- [Task to complete]:
Please quote the items word for word, beginning with the first line and stopping after the line that contains "description: всегда стоят", with both of those lines included.

■ ■ ■ ■ ■

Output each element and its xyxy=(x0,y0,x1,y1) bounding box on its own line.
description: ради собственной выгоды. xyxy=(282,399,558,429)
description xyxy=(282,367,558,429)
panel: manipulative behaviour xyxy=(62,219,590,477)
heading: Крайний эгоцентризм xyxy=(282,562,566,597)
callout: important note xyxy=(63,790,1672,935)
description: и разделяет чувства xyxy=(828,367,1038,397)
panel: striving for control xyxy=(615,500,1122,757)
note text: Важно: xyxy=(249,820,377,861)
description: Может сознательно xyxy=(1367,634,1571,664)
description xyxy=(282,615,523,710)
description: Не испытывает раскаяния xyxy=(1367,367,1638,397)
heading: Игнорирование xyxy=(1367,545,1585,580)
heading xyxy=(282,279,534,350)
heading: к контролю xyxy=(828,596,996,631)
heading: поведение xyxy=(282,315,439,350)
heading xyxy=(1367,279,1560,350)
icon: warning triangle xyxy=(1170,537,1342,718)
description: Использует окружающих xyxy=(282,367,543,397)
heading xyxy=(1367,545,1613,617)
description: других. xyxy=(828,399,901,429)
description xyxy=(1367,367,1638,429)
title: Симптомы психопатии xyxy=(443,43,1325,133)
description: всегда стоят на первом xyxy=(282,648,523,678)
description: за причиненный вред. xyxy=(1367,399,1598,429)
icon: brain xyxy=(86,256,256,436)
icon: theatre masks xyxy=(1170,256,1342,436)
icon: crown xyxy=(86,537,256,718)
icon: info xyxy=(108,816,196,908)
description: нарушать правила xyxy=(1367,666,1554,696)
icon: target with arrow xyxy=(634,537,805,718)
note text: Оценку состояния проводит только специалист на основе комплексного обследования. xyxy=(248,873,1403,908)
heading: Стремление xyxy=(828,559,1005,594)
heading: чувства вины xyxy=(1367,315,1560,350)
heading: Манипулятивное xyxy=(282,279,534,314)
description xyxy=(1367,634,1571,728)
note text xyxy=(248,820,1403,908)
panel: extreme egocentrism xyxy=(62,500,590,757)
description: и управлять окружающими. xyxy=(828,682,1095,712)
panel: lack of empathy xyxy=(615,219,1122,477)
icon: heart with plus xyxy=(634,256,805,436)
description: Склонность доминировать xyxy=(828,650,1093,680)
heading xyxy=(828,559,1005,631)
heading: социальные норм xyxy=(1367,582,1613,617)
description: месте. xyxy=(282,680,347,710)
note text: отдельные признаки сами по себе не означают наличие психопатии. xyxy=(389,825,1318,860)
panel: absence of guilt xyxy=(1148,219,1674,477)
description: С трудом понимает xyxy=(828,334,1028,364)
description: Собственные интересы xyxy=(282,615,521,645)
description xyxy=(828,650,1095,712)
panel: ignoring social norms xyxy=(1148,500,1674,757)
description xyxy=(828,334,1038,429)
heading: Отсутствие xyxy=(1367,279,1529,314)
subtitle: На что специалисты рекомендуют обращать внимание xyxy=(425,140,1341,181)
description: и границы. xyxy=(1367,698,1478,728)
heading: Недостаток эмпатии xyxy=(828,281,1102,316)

■ ■ ■ ■ ■

- [The reply]:
Output each element and its xyxy=(x0,y0,x1,y1) bounding box on its own line.
description: ради собственной выгоды. xyxy=(282,399,558,429)
description xyxy=(282,367,558,429)
panel: manipulative behaviour xyxy=(62,219,590,477)
heading: Крайний эгоцентризм xyxy=(282,562,566,597)
callout: important note xyxy=(63,790,1672,935)
description: и разделяет чувства xyxy=(828,367,1038,397)
panel: striving for control xyxy=(615,500,1122,757)
note text: Важно: xyxy=(249,820,377,861)
description: Может сознательно xyxy=(1367,634,1571,664)
description xyxy=(282,615,523,710)
description: Не испытывает раскаяния xyxy=(1367,367,1638,397)
heading: Игнорирование xyxy=(1367,545,1585,580)
heading xyxy=(282,279,534,350)
heading: к контролю xyxy=(828,596,996,631)
heading: поведение xyxy=(282,315,439,350)
heading xyxy=(1367,279,1560,350)
icon: warning triangle xyxy=(1170,537,1342,718)
description: Использует окружающих xyxy=(282,367,543,397)
heading xyxy=(1367,545,1613,617)
description: других. xyxy=(828,399,901,429)
description xyxy=(1367,367,1638,429)
title: Симптомы психопатии xyxy=(443,43,1325,133)
description: всегда стоят на первом xyxy=(282,648,523,678)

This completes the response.